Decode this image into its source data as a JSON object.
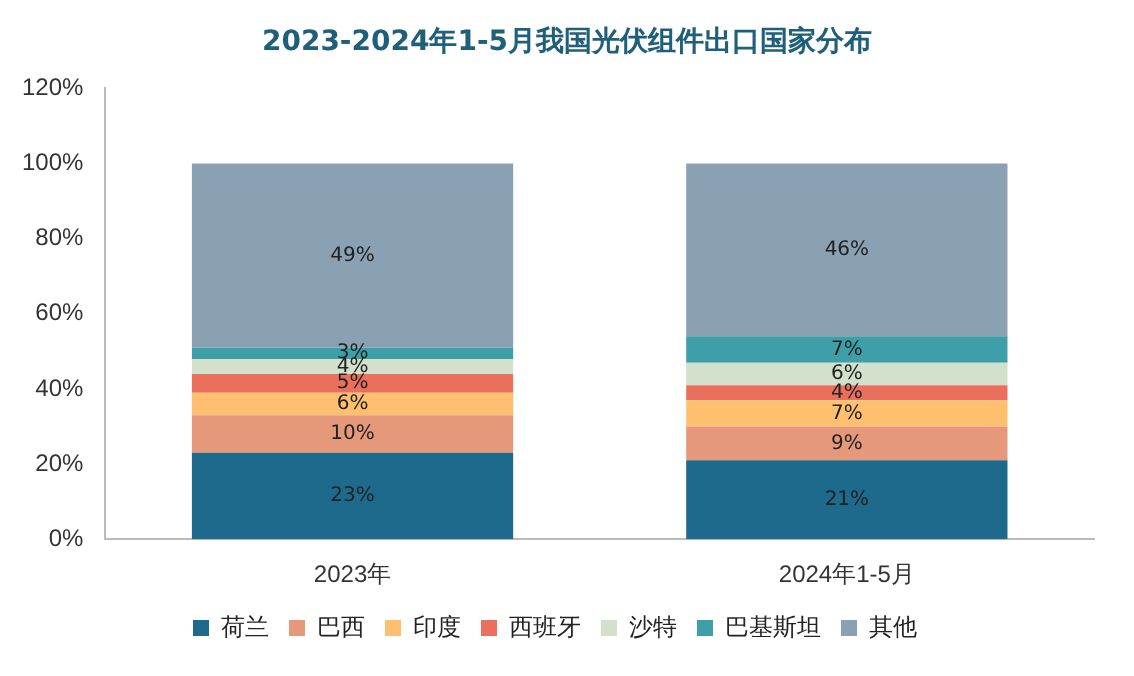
{
  "chart_data": {
    "type": "bar",
    "title": "2023-2024年1-5月我国光伏组件出口国家分布",
    "categories": [
      "2023年",
      "2024年1-5月"
    ],
    "stacked": true,
    "ylim": [
      0,
      120
    ],
    "yticks": [
      {
        "value": 0,
        "label": "0%"
      },
      {
        "value": 20,
        "label": "20%"
      },
      {
        "value": 40,
        "label": "40%"
      },
      {
        "value": 60,
        "label": "60%"
      },
      {
        "value": 80,
        "label": "80%"
      },
      {
        "value": 100,
        "label": "100%"
      },
      {
        "value": 120,
        "label": "120%"
      }
    ],
    "grid": false,
    "legend": "bottom",
    "series": [
      {
        "name": "荷兰",
        "color": "#1d6a8c",
        "values": [
          23,
          21
        ],
        "value_labels": [
          "23%",
          "21%"
        ]
      },
      {
        "name": "巴西",
        "color": "#e5997a",
        "values": [
          10,
          9
        ],
        "value_labels": [
          "10%",
          "9%"
        ]
      },
      {
        "name": "印度",
        "color": "#fec06f",
        "values": [
          6,
          7
        ],
        "value_labels": [
          "6%",
          "7%"
        ]
      },
      {
        "name": "西班牙",
        "color": "#ea6f5d",
        "values": [
          5,
          4
        ],
        "value_labels": [
          "5%",
          "4%"
        ]
      },
      {
        "name": "沙特",
        "color": "#d3e0cc",
        "values": [
          4,
          6
        ],
        "value_labels": [
          "4%",
          "6%"
        ]
      },
      {
        "name": "巴基斯坦",
        "color": "#3f9fa9",
        "values": [
          3,
          7
        ],
        "value_labels": [
          "3%",
          "7%"
        ]
      },
      {
        "name": "其他",
        "color": "#8aa0b3",
        "values": [
          49,
          46
        ],
        "value_labels": [
          "49%",
          "46%"
        ]
      }
    ]
  }
}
====
[SET TASK]:
Repeat the full listing above exactly, with no pictures in the copy.

[WRITTEN ANSWER]:
Decode this image into its source data as a JSON object.
{
  "chart_data": {
    "type": "bar",
    "title": "2023-2024年1-5月我国光伏组件出口国家分布",
    "categories": [
      "2023年",
      "2024年1-5月"
    ],
    "stacked": true,
    "ylim": [
      0,
      120
    ],
    "yticks": [
      {
        "value": 0,
        "label": "0%"
      },
      {
        "value": 20,
        "label": "20%"
      },
      {
        "value": 40,
        "label": "40%"
      },
      {
        "value": 60,
        "label": "60%"
      },
      {
        "value": 80,
        "label": "80%"
      },
      {
        "value": 100,
        "label": "100%"
      },
      {
        "value": 120,
        "label": "120%"
      }
    ],
    "grid": false,
    "legend": "bottom",
    "series": [
      {
        "name": "荷兰",
        "color": "#1d6a8c",
        "values": [
          23,
          21
        ],
        "value_labels": [
          "23%",
          "21%"
        ]
      },
      {
        "name": "巴西",
        "color": "#e5997a",
        "values": [
          10,
          9
        ],
        "value_labels": [
          "10%",
          "9%"
        ]
      },
      {
        "name": "印度",
        "color": "#fec06f",
        "values": [
          6,
          7
        ],
        "value_labels": [
          "6%",
          "7%"
        ]
      },
      {
        "name": "西班牙",
        "color": "#ea6f5d",
        "values": [
          5,
          4
        ],
        "value_labels": [
          "5%",
          "4%"
        ]
      },
      {
        "name": "沙特",
        "color": "#d3e0cc",
        "values": [
          4,
          6
        ],
        "value_labels": [
          "4%",
          "6%"
        ]
      },
      {
        "name": "巴基斯坦",
        "color": "#3f9fa9",
        "values": [
          3,
          7
        ],
        "value_labels": [
          "3%",
          "7%"
        ]
      },
      {
        "name": "其他",
        "color": "#8aa0b3",
        "values": [
          49,
          46
        ],
        "value_labels": [
          "49%",
          "46%"
        ]
      }
    ]
  }
}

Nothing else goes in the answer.